__The request__
Among the records below, find each line that includes the string "title" and copy it.

Dataset records on visual material
=-=-=

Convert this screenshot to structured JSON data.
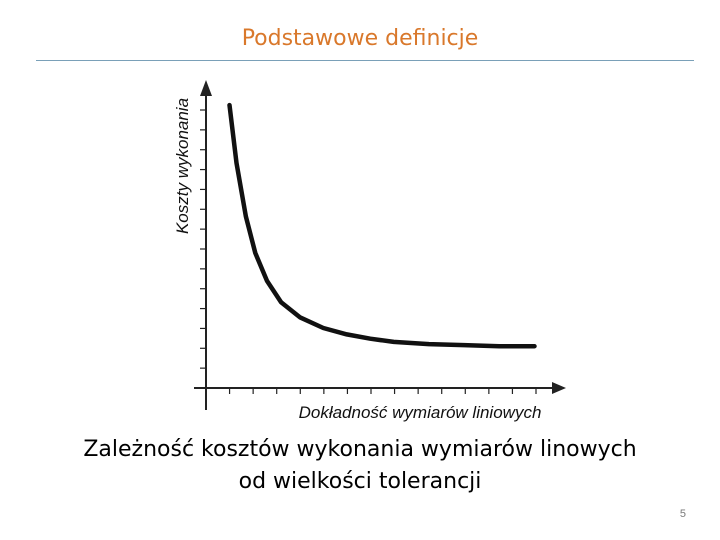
{
  "slide": {
    "title": "Podstawowe definicje",
    "caption_line1": "Zależność kosztów wykonania wymiarów linowych",
    "caption_line2": "od wielkości tolerancji",
    "page_number": "5"
  },
  "colors": {
    "title": "#d9782b",
    "rule": "#7aa0b8",
    "curve": "#111111",
    "axis": "#222222"
  },
  "chart_data": {
    "type": "line",
    "title": "",
    "xlabel": "Dokładność wymiarów liniowych",
    "ylabel": "Koszty wykonania",
    "xlim": [
      0,
      15
    ],
    "ylim": [
      0,
      14
    ],
    "grid": false,
    "x_ticks": 14,
    "y_ticks": 14,
    "series": [
      {
        "points": [
          [
            1,
            13.2
          ],
          [
            1.3,
            10.5
          ],
          [
            1.7,
            8.0
          ],
          [
            2.1,
            6.3
          ],
          [
            2.6,
            5.0
          ],
          [
            3.2,
            4.0
          ],
          [
            4.0,
            3.3
          ],
          [
            5.0,
            2.8
          ],
          [
            6.0,
            2.5
          ],
          [
            7.0,
            2.3
          ],
          [
            8.0,
            2.15
          ],
          [
            9.5,
            2.05
          ],
          [
            11.0,
            2.0
          ],
          [
            12.5,
            1.95
          ],
          [
            14.0,
            1.95
          ]
        ]
      }
    ]
  }
}
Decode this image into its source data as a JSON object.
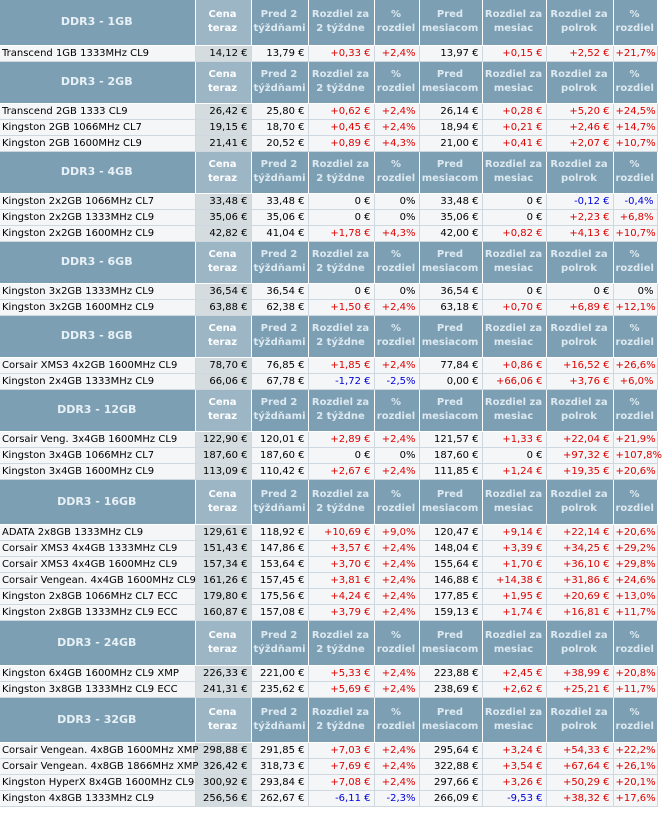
{
  "columns": {
    "now": "Cena teraz",
    "w2": "Pred 2 týždňami",
    "w2diff": "Rozdiel za 2 týždne",
    "w2pct": "% rozdiel",
    "m1": "Pred mesiacom",
    "m1diff": "Rozdiel za mesiac",
    "h1diff": "Rozdiel za polrok",
    "h1pct": "% rozdiel"
  },
  "colors": {
    "header": "#7c9fb3",
    "positive": "#e00000",
    "negative": "#0000dd"
  },
  "groups": [
    {
      "title": "DDR3 - 1GB",
      "rows": [
        [
          "Transcend 1GB 1333MHz CL9",
          "14,12 €",
          "13,79 €",
          "+0,33 €",
          "+2,4%",
          "13,97 €",
          "+0,15 €",
          "+2,52 €",
          "+21,7%"
        ]
      ]
    },
    {
      "title": "DDR3 - 2GB",
      "rows": [
        [
          "Transcend 2GB 1333 CL9",
          "26,42 €",
          "25,80 €",
          "+0,62 €",
          "+2,4%",
          "26,14 €",
          "+0,28 €",
          "+5,20 €",
          "+24,5%"
        ],
        [
          "Kingston 2GB 1066MHz CL7",
          "19,15 €",
          "18,70 €",
          "+0,45 €",
          "+2,4%",
          "18,94 €",
          "+0,21 €",
          "+2,46 €",
          "+14,7%"
        ],
        [
          "Kingston 2GB 1600MHz CL9",
          "21,41 €",
          "20,52 €",
          "+0,89 €",
          "+4,3%",
          "21,00 €",
          "+0,41 €",
          "+2,07 €",
          "+10,7%"
        ]
      ]
    },
    {
      "title": "DDR3 - 4GB",
      "rows": [
        [
          "Kingston 2x2GB 1066MHz CL7",
          "33,48 €",
          "33,48 €",
          "0 €",
          "0%",
          "33,48 €",
          "0 €",
          "-0,12 €",
          "-0,4%"
        ],
        [
          "Kingston 2x2GB 1333MHz CL9",
          "35,06 €",
          "35,06 €",
          "0 €",
          "0%",
          "35,06 €",
          "0 €",
          "+2,23 €",
          "+6,8%"
        ],
        [
          "Kingston 2x2GB 1600MHz CL9",
          "42,82 €",
          "41,04 €",
          "+1,78 €",
          "+4,3%",
          "42,00 €",
          "+0,82 €",
          "+4,13 €",
          "+10,7%"
        ]
      ]
    },
    {
      "title": "DDR3 - 6GB",
      "rows": [
        [
          "Kingston 3x2GB 1333MHz CL9",
          "36,54 €",
          "36,54 €",
          "0 €",
          "0%",
          "36,54 €",
          "0 €",
          "0 €",
          "0%"
        ],
        [
          "Kingston 3x2GB 1600MHz CL9",
          "63,88 €",
          "62,38 €",
          "+1,50 €",
          "+2,4%",
          "63,18 €",
          "+0,70 €",
          "+6,89 €",
          "+12,1%"
        ]
      ]
    },
    {
      "title": "DDR3 - 8GB",
      "rows": [
        [
          "Corsair XMS3 4x2GB 1600MHz CL9",
          "78,70 €",
          "76,85 €",
          "+1,85 €",
          "+2,4%",
          "77,84 €",
          "+0,86 €",
          "+16,52 €",
          "+26,6%"
        ],
        [
          "Kingston 2x4GB 1333MHz CL9",
          "66,06 €",
          "67,78 €",
          "-1,72 €",
          "-2,5%",
          "0,00 €",
          "+66,06 €",
          "+3,76 €",
          "+6,0%"
        ]
      ]
    },
    {
      "title": "DDR3 - 12GB",
      "rows": [
        [
          "Corsair Veng. 3x4GB 1600MHz CL9",
          "122,90 €",
          "120,01 €",
          "+2,89 €",
          "+2,4%",
          "121,57 €",
          "+1,33 €",
          "+22,04 €",
          "+21,9%"
        ],
        [
          "Kingston 3x4GB 1066MHz CL7",
          "187,60 €",
          "187,60 €",
          "0 €",
          "0%",
          "187,60 €",
          "0 €",
          "+97,32 €",
          "+107,8%"
        ],
        [
          "Kingston 3x4GB 1600MHz CL9",
          "113,09 €",
          "110,42 €",
          "+2,67 €",
          "+2,4%",
          "111,85 €",
          "+1,24 €",
          "+19,35 €",
          "+20,6%"
        ]
      ]
    },
    {
      "title": "DDR3 - 16GB",
      "rows": [
        [
          "ADATA 2x8GB 1333MHz CL9",
          "129,61 €",
          "118,92 €",
          "+10,69 €",
          "+9,0%",
          "120,47 €",
          "+9,14 €",
          "+22,14 €",
          "+20,6%"
        ],
        [
          "Corsair XMS3 4x4GB 1333MHz CL9",
          "151,43 €",
          "147,86 €",
          "+3,57 €",
          "+2,4%",
          "148,04 €",
          "+3,39 €",
          "+34,25 €",
          "+29,2%"
        ],
        [
          "Corsair XMS3 4x4GB 1600MHz CL9",
          "157,34 €",
          "153,64 €",
          "+3,70 €",
          "+2,4%",
          "155,64 €",
          "+1,70 €",
          "+36,10 €",
          "+29,8%"
        ],
        [
          "Corsair Vengean. 4x4GB 1600MHz CL9",
          "161,26 €",
          "157,45 €",
          "+3,81 €",
          "+2,4%",
          "146,88 €",
          "+14,38 €",
          "+31,86 €",
          "+24,6%"
        ],
        [
          "Kingston 2x8GB 1066MHz CL7 ECC",
          "179,80 €",
          "175,56 €",
          "+4,24 €",
          "+2,4%",
          "177,85 €",
          "+1,95 €",
          "+20,69 €",
          "+13,0%"
        ],
        [
          "Kingston 2x8GB 1333MHz CL9 ECC",
          "160,87 €",
          "157,08 €",
          "+3,79 €",
          "+2,4%",
          "159,13 €",
          "+1,74 €",
          "+16,81 €",
          "+11,7%"
        ]
      ]
    },
    {
      "title": "DDR3 - 24GB",
      "rows": [
        [
          "Kingston 6x4GB 1600MHz CL9 XMP",
          "226,33 €",
          "221,00 €",
          "+5,33 €",
          "+2,4%",
          "223,88 €",
          "+2,45 €",
          "+38,99 €",
          "+20,8%"
        ],
        [
          "Kingston 3x8GB 1333MHz CL9 ECC",
          "241,31 €",
          "235,62 €",
          "+5,69 €",
          "+2,4%",
          "238,69 €",
          "+2,62 €",
          "+25,21 €",
          "+11,7%"
        ]
      ]
    },
    {
      "title": "DDR3 - 32GB",
      "rows": [
        [
          "Corsair Vengean. 4x8GB 1600MHz XMP",
          "298,88 €",
          "291,85 €",
          "+7,03 €",
          "+2,4%",
          "295,64 €",
          "+3,24 €",
          "+54,33 €",
          "+22,2%"
        ],
        [
          "Corsair Vengean. 4x8GB 1866MHz XMP",
          "326,42 €",
          "318,73 €",
          "+7,69 €",
          "+2,4%",
          "322,88 €",
          "+3,54 €",
          "+67,64 €",
          "+26,1%"
        ],
        [
          "Kingston HyperX 8x4GB 1600MHz CL9",
          "300,92 €",
          "293,84 €",
          "+7,08 €",
          "+2,4%",
          "297,66 €",
          "+3,26 €",
          "+50,29 €",
          "+20,1%"
        ],
        [
          "Kingston 4x8GB 1333MHz CL9",
          "256,56 €",
          "262,67 €",
          "-6,11 €",
          "-2,3%",
          "266,09 €",
          "-9,53 €",
          "+38,32 €",
          "+17,6%"
        ]
      ]
    }
  ]
}
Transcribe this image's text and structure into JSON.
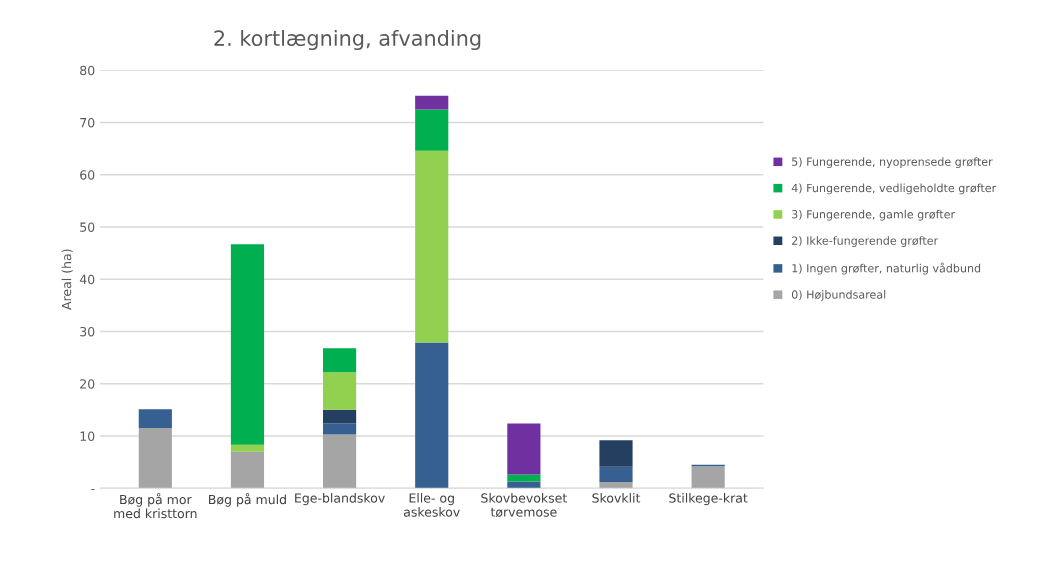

=-=-=

__Result of the exercise__
    "title": "Podstawowe definicje",
    "title": "#d9782b",
    "title": "",
      "title": "DDR3 - 1GB",
      "title": "DDR3 - 2GB",
      "title": "DDR3 - 4GB",
      "title": "DDR3 - 6GB",
      "title": "DDR3 - 8GB",
      "title": "DDR3 - 12GB",
      "title": "DDR3 - 16GB",
      "title": "DDR3 - 24GB",
      "title": "DDR3 - 32GB",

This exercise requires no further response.